> **What is expected**
Scan the data for lines with "degrees" and report the count by itself.

> **Input for this task**
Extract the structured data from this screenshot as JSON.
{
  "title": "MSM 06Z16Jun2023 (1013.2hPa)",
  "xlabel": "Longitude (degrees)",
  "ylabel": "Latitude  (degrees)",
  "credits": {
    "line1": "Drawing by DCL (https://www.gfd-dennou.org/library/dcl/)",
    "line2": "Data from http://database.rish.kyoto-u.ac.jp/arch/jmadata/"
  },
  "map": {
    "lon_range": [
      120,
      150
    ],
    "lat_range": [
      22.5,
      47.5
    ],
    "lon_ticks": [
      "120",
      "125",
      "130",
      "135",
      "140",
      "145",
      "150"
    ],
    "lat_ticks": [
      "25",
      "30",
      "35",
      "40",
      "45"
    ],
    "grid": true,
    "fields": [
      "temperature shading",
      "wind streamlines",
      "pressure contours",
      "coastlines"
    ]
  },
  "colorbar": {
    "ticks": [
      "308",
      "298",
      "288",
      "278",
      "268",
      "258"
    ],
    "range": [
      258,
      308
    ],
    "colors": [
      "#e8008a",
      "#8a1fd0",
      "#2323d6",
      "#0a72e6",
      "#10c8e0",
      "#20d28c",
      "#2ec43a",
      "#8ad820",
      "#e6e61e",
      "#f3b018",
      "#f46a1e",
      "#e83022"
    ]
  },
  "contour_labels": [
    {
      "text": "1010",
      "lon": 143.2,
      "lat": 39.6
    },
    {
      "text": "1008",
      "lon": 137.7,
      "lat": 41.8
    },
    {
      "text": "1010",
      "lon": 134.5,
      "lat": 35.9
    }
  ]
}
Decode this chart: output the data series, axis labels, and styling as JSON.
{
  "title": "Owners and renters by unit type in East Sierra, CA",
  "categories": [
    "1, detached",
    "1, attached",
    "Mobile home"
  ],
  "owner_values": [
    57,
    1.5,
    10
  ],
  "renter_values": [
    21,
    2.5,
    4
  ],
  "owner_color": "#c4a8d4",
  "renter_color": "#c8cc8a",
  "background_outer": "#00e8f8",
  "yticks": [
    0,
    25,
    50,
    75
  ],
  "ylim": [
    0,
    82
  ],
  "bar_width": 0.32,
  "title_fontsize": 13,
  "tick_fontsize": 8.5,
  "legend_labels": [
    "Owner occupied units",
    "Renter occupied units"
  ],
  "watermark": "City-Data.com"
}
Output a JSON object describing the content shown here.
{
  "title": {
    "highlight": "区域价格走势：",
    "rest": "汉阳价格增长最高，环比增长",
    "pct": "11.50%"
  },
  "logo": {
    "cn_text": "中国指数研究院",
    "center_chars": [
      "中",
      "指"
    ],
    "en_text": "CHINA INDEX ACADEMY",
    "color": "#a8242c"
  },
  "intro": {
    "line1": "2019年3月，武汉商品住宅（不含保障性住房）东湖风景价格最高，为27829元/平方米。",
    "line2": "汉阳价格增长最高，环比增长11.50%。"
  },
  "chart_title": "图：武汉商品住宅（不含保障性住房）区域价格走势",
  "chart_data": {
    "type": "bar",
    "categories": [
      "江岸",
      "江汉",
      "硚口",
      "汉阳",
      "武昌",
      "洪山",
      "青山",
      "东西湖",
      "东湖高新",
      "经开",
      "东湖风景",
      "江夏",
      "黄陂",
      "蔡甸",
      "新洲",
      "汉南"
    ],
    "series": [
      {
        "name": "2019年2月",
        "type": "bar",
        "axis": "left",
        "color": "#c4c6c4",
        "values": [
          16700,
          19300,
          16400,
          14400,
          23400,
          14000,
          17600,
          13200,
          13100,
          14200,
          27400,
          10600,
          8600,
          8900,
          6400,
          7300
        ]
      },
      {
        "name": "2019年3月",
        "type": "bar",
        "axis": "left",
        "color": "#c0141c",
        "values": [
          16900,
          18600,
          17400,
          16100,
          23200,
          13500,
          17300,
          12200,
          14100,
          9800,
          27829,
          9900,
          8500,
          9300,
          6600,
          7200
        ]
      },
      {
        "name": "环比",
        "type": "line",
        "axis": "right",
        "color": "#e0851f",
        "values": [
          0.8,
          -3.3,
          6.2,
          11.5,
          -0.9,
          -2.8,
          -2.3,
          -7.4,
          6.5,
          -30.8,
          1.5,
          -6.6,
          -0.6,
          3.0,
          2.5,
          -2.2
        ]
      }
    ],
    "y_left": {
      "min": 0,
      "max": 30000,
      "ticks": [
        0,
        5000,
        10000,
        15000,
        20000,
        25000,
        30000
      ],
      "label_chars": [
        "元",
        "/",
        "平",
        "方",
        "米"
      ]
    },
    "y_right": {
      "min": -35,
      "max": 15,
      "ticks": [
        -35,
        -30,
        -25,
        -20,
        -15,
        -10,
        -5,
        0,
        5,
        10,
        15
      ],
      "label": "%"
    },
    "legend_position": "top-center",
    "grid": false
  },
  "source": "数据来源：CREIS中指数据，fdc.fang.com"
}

> **Full solution**
2